-- START OF EXCERPTED DATA --

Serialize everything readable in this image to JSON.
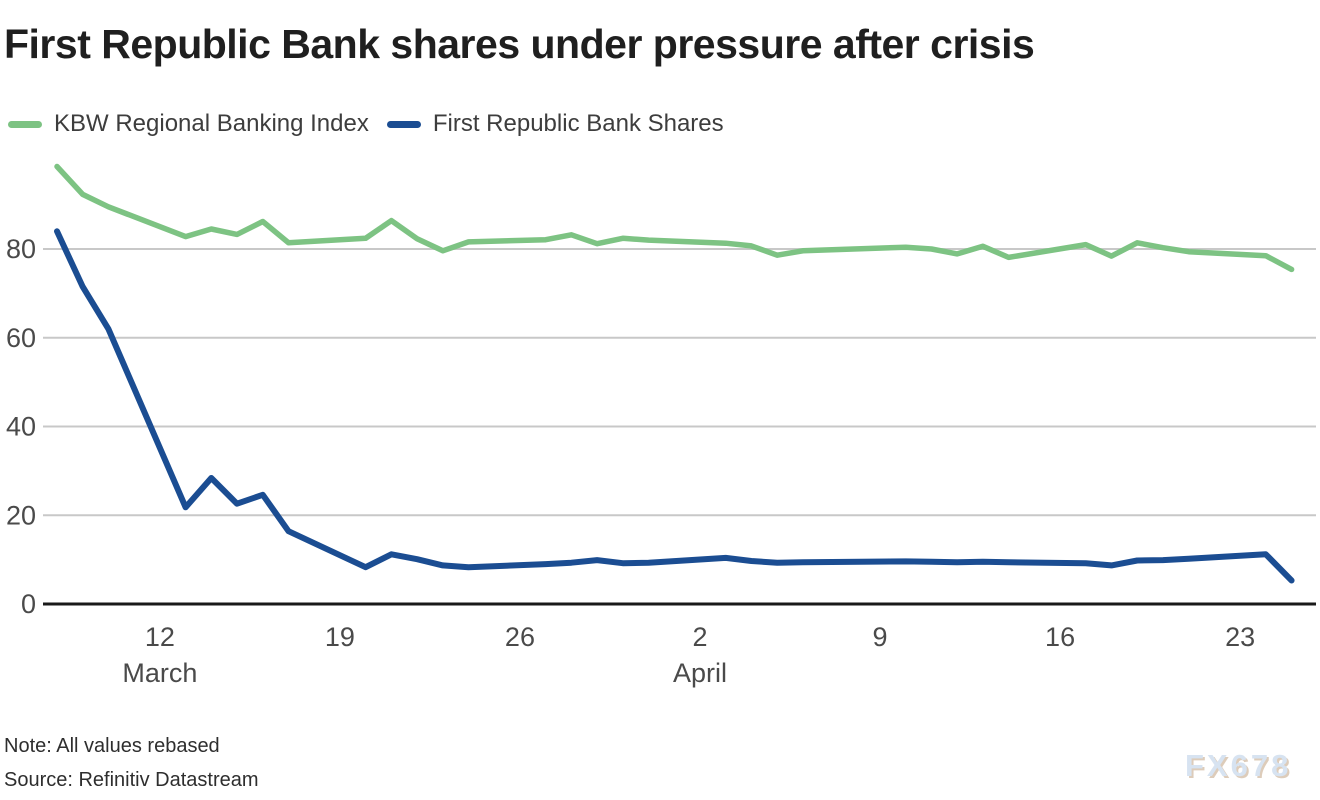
{
  "title": "First Republic Bank shares under pressure after crisis",
  "legend": {
    "items": [
      {
        "label": "KBW Regional Banking Index",
        "color": "#7dc383"
      },
      {
        "label": "First Republic Bank Shares",
        "color": "#1b4d92"
      }
    ]
  },
  "footer": {
    "note": "Note: All values rebased",
    "source": "Source: Refinitiv Datastream"
  },
  "watermark": "FX678",
  "colors": {
    "grid": "#c8c8c8",
    "baseline": "#1a1a1a",
    "axis_text": "#4a4a4a",
    "title_text": "#1f1f1f"
  },
  "chart_data": {
    "type": "line",
    "title": "First Republic Bank shares under pressure after crisis",
    "xlabel": "",
    "ylabel": "",
    "ylim": [
      0,
      100
    ],
    "grid": "horizontal",
    "legend_position": "top-left",
    "x_dates": [
      "Mar 8",
      "Mar 9",
      "Mar 10",
      "Mar 13",
      "Mar 14",
      "Mar 15",
      "Mar 16",
      "Mar 17",
      "Mar 20",
      "Mar 21",
      "Mar 22",
      "Mar 23",
      "Mar 24",
      "Mar 27",
      "Mar 28",
      "Mar 29",
      "Mar 30",
      "Mar 31",
      "Apr 3",
      "Apr 4",
      "Apr 5",
      "Apr 6",
      "Apr 10",
      "Apr 11",
      "Apr 12",
      "Apr 13",
      "Apr 14",
      "Apr 17",
      "Apr 18",
      "Apr 19",
      "Apr 20",
      "Apr 21",
      "Apr 24",
      "Apr 25"
    ],
    "day_offsets": [
      0,
      1,
      2,
      5,
      6,
      7,
      8,
      9,
      12,
      13,
      14,
      15,
      16,
      19,
      20,
      21,
      22,
      23,
      26,
      27,
      28,
      29,
      33,
      34,
      35,
      36,
      37,
      40,
      41,
      42,
      43,
      44,
      47,
      48
    ],
    "series": [
      {
        "name": "KBW Regional Banking Index",
        "color": "#7dc383",
        "stroke_width": 5.5,
        "values": [
          98.6,
          92.3,
          89.5,
          82.8,
          84.5,
          83.3,
          86.2,
          81.4,
          82.4,
          86.4,
          82.3,
          79.6,
          81.6,
          82.1,
          83.2,
          81.2,
          82.4,
          82.0,
          81.3,
          80.7,
          78.6,
          79.6,
          80.4,
          80.0,
          78.9,
          80.6,
          78.1,
          81.0,
          78.4,
          81.4,
          80.3,
          79.4,
          78.5,
          75.4
        ]
      },
      {
        "name": "First Republic Bank Shares",
        "color": "#1b4d92",
        "stroke_width": 6,
        "values": [
          84.0,
          71.5,
          62.0,
          21.8,
          28.4,
          22.6,
          24.6,
          16.4,
          8.3,
          11.2,
          10.1,
          8.7,
          8.3,
          9.0,
          9.3,
          9.9,
          9.2,
          9.3,
          10.4,
          9.7,
          9.3,
          9.4,
          9.6,
          9.5,
          9.4,
          9.5,
          9.4,
          9.2,
          8.7,
          9.8,
          9.9,
          10.2,
          11.2,
          5.3
        ]
      }
    ],
    "y_ticks": [
      0,
      20,
      40,
      60,
      80
    ],
    "x_ticks": [
      {
        "label": "12",
        "day": 4
      },
      {
        "label": "19",
        "day": 11
      },
      {
        "label": "26",
        "day": 18
      },
      {
        "label": "2",
        "day": 25
      },
      {
        "label": "9",
        "day": 32
      },
      {
        "label": "16",
        "day": 39
      },
      {
        "label": "23",
        "day": 46
      }
    ],
    "month_labels": [
      {
        "label": "March",
        "day": 4
      },
      {
        "label": "April",
        "day": 25
      }
    ]
  }
}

-- END OF EXCERPTED DATA --

SET EXERCISE:
Check each line above for the string "crisis", then copy the ones that have it.

CORRECT ANSWER:
  "title": "First Republic Bank shares under pressure after crisis",
    "title": "First Republic Bank shares under pressure after crisis",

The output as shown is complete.